Provided text:
————————
I cut the bottom out of a two liter, leave the cap on for temporary and fill the bottle with the new stuff. With the water drained down to near the height of the two liter, I remove the cap, hold the stuff in with a thumb and slowly let the bottle fill with water to reduce the dust/dirt floating out. I move the top and my thumb to the bottom through the existing and down to the glass bottom. Then I pull my thumb and drag the bottle along as the new pours out. 
This doesn't get all of it on the bottom but mixes it. The existing being over the new reduces the dirt cloud. I often do the new addition in several different periods and give things time to settle before adding more. Adding two liter at a time gets even a pretty big tank done in a week/ten days. 
The advantage in time is that it looks better and doesn't require a total cleanup or rebuild.


----------



## grizzly_a

sohankpatel said:


> I plan to add some big root feeders, I don't have any plants right now though. I have root tabs but have decided that substrate is the way to go
> 
> Bump: Gravel is 2 inches deep and is regular gravel, about a month old


A month old tank? So you just finished your cycle? And you want to add Flourite or Onyx sand under your existing gravel?


----------



## sohankpatel

grizzly_a said:


> A month old tank? So you just finished your cycle? And you want to add Flourite or Onyx sand under your existing gravel?


I want to add black flourite under my gravel, yes.
I have 2 dwarf gouramis and 2 cories.


----------
————————
Your goal:
Print the portion of the aquarium substrate thread above that lies between "I cut the bottom" and "a week/ten days.", inclusive.

(Annotated element entries)
————————
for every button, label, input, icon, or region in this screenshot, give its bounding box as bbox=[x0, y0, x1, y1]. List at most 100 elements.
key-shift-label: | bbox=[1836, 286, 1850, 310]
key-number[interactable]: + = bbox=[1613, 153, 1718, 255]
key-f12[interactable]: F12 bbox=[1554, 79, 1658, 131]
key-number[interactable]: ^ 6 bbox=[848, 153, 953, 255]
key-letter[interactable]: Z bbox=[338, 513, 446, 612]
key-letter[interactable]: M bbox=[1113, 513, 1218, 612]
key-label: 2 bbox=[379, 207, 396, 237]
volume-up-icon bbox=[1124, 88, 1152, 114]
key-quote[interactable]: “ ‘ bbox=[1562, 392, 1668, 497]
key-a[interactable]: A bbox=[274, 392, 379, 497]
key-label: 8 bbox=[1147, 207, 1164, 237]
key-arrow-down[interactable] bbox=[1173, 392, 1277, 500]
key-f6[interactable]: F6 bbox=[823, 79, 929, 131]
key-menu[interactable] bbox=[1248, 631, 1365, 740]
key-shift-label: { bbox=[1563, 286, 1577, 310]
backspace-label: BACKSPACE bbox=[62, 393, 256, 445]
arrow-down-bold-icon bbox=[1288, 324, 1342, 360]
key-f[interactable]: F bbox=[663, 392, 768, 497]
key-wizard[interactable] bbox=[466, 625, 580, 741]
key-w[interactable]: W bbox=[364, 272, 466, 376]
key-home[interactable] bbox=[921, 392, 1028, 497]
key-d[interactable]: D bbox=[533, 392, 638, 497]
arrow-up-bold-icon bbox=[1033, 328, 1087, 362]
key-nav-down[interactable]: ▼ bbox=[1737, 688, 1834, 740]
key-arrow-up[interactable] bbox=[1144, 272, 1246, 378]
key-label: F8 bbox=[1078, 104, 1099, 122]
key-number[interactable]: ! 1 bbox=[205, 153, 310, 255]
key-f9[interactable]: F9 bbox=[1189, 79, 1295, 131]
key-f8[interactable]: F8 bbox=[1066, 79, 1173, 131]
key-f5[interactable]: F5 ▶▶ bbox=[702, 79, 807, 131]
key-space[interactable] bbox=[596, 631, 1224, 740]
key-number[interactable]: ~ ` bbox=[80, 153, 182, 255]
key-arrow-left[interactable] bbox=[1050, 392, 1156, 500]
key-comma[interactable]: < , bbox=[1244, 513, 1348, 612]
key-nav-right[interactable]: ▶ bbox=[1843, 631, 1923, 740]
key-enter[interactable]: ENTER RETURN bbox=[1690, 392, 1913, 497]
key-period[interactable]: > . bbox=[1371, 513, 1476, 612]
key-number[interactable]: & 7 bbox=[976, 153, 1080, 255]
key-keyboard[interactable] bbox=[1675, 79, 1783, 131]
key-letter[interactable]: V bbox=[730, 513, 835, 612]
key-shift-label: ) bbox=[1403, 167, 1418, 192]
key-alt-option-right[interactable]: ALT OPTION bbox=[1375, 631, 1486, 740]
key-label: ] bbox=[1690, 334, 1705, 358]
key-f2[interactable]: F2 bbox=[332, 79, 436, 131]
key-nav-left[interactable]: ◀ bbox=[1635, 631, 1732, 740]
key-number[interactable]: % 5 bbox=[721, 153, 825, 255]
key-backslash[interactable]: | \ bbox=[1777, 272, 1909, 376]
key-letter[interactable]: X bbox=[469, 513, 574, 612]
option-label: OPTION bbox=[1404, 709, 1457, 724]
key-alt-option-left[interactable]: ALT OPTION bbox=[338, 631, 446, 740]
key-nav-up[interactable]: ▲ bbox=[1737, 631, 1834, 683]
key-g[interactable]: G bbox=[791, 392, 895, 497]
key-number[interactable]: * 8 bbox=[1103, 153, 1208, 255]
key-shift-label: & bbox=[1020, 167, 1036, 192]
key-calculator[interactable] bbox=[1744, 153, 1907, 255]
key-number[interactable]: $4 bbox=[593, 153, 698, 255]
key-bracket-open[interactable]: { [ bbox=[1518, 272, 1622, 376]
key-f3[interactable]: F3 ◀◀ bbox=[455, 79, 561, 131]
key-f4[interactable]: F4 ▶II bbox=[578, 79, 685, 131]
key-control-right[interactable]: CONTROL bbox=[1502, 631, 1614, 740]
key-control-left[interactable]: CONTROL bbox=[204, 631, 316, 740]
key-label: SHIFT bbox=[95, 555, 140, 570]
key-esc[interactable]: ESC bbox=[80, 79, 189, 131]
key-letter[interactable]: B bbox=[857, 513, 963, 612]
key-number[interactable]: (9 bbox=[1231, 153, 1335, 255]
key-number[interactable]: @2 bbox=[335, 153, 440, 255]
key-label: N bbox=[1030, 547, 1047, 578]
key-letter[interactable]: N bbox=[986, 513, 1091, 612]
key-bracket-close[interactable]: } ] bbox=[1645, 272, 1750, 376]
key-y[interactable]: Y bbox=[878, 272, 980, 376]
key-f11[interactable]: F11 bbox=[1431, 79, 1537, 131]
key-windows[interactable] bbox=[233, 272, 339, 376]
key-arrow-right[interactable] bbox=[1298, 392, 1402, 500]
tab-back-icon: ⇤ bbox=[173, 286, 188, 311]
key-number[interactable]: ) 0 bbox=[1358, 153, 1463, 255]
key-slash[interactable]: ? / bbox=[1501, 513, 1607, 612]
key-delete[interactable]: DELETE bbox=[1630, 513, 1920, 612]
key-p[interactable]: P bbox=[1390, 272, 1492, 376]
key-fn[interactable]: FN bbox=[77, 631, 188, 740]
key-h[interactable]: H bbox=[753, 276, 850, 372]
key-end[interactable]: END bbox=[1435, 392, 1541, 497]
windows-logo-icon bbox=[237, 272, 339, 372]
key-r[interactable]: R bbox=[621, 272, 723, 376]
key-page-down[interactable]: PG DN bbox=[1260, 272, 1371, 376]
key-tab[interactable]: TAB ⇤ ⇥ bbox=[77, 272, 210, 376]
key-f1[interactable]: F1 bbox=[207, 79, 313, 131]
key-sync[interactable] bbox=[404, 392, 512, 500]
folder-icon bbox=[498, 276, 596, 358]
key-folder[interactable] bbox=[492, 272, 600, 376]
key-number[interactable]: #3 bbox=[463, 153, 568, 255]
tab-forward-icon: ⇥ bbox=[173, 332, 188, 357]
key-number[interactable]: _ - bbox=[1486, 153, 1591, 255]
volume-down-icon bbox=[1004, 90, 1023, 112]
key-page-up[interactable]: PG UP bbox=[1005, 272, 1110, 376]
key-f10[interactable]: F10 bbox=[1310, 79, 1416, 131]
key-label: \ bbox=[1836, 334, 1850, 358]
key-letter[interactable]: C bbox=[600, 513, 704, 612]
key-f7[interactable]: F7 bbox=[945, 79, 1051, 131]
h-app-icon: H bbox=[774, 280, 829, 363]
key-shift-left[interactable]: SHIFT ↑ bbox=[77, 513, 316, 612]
————————
Reply to the exercise:
I cut the bottom out of a two liter, leave the cap on for temporary and fill the bottle with the new stuff. With the water drained down to near the height of the two liter, I remove the cap, hold the stuff in with a thumb and slowly let the bottle fill with water to reduce the dust/dirt floating out. I move the top and my thumb to the bottom through the existing and down to the glass bottom. Then I pull my thumb and drag the bottle along as the new pours out. 
This doesn't get all of it on the bottom but mixes it. The existing being over the new reduces the dirt cloud. I often do the new addition in several different periods and give things time to settle before adding more. Adding two liter at a time gets even a pretty big tank done in a week/ten days.